** Begin **

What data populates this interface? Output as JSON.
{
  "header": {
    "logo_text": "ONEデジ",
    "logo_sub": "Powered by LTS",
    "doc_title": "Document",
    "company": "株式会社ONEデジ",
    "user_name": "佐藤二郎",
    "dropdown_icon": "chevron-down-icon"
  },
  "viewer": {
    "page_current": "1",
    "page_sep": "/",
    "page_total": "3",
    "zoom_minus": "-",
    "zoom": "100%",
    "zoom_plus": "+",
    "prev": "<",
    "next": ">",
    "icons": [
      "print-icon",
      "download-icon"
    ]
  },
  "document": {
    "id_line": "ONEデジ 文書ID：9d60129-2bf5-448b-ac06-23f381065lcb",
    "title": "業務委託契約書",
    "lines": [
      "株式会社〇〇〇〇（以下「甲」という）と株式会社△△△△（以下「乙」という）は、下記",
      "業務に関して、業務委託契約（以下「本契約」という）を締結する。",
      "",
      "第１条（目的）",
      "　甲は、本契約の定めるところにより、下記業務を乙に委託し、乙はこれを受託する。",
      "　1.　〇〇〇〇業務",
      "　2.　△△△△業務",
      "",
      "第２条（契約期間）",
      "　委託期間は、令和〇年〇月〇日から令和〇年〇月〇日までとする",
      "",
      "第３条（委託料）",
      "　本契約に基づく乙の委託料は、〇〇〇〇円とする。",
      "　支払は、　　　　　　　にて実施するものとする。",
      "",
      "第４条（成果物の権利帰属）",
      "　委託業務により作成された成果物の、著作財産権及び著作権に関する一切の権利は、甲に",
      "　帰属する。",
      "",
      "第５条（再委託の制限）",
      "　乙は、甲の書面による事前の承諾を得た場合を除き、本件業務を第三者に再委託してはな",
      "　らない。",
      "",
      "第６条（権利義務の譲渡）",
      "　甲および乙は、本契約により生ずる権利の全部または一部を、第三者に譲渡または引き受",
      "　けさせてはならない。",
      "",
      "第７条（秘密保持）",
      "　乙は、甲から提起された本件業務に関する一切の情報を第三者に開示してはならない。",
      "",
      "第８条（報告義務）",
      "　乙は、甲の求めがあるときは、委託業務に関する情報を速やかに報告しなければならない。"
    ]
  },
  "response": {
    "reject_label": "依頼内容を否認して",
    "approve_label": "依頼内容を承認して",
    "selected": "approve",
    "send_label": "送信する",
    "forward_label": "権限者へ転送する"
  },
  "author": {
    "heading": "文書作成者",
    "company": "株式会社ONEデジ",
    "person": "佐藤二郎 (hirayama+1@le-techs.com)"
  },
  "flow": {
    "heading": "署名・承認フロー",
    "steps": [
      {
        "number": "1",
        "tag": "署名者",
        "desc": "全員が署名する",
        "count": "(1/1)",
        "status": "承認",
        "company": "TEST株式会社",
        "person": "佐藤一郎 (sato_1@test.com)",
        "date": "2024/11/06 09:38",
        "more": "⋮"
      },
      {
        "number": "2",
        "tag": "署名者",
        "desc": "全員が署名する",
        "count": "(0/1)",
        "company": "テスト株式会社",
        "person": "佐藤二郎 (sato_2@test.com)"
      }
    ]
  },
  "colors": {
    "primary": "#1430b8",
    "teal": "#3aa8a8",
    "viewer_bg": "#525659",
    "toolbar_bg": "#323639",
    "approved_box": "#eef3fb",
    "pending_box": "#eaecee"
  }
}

** End **

### Exercise prompt:
Return the listing above in its exact form.

### Finished task:
What data populates this interface? Output as JSON.
{
  "header": {
    "logo_text": "ONEデジ",
    "logo_sub": "Powered by LTS",
    "doc_title": "Document",
    "company": "株式会社ONEデジ",
    "user_name": "佐藤二郎",
    "dropdown_icon": "chevron-down-icon"
  },
  "viewer": {
    "page_current": "1",
    "page_sep": "/",
    "page_total": "3",
    "zoom_minus": "-",
    "zoom": "100%",
    "zoom_plus": "+",
    "prev": "<",
    "next": ">",
    "icons": [
      "print-icon",
      "download-icon"
    ]
  },
  "document": {
    "id_line": "ONEデジ 文書ID：9d60129-2bf5-448b-ac06-23f381065lcb",
    "title": "業務委託契約書",
    "lines": [
      "株式会社〇〇〇〇（以下「甲」という）と株式会社△△△△（以下「乙」という）は、下記",
      "業務に関して、業務委託契約（以下「本契約」という）を締結する。",
      "",
      "第１条（目的）",
      "　甲は、本契約の定めるところにより、下記業務を乙に委託し、乙はこれを受託する。",
      "　1.　〇〇〇〇業務",
      "　2.　△△△△業務",
      "",
      "第２条（契約期間）",
      "　委託期間は、令和〇年〇月〇日から令和〇年〇月〇日までとする",
      "",
      "第３条（委託料）",
      "　本契約に基づく乙の委託料は、〇〇〇〇円とする。",
      "　支払は、　　　　　　　にて実施するものとする。",
      "",
      "第４条（成果物の権利帰属）",
      "　委託業務により作成された成果物の、著作財産権及び著作権に関する一切の権利は、甲に",
      "　帰属する。",
      "",
      "第５条（再委託の制限）",
      "　乙は、甲の書面による事前の承諾を得た場合を除き、本件業務を第三者に再委託してはな",
      "　らない。",
      "",
      "第６条（権利義務の譲渡）",
      "　甲および乙は、本契約により生ずる権利の全部または一部を、第三者に譲渡または引き受",
      "　けさせてはならない。",
      "",
      "第７条（秘密保持）",
      "　乙は、甲から提起された本件業務に関する一切の情報を第三者に開示してはならない。",
      "",
      "第８条（報告義務）",
      "　乙は、甲の求めがあるときは、委託業務に関する情報を速やかに報告しなければならない。"
    ]
  },
  "response": {
    "reject_label": "依頼内容を否認して",
    "approve_label": "依頼内容を承認して",
    "selected": "approve",
    "send_label": "送信する",
    "forward_label": "権限者へ転送する"
  },
  "author": {
    "heading": "文書作成者",
    "company": "株式会社ONEデジ",
    "person": "佐藤二郎 (hirayama+1@le-techs.com)"
  },
  "flow": {
    "heading": "署名・承認フロー",
    "steps": [
      {
        "number": "1",
        "tag": "署名者",
        "desc": "全員が署名する",
        "count": "(1/1)",
        "status": "承認",
        "company": "TEST株式会社",
        "person": "佐藤一郎 (sato_1@test.com)",
        "date": "2024/11/06 09:38",
        "more": "⋮"
      },
      {
        "number": "2",
        "tag": "署名者",
        "desc": "全員が署名する",
        "count": "(0/1)",
        "company": "テスト株式会社",
        "person": "佐藤二郎 (sato_2@test.com)"
      }
    ]
  },
  "colors": {
    "primary": "#1430b8",
    "teal": "#3aa8a8",
    "viewer_bg": "#525659",
    "toolbar_bg": "#323639",
    "approved_box": "#eef3fb",
    "pending_box": "#eaecee"
  }
}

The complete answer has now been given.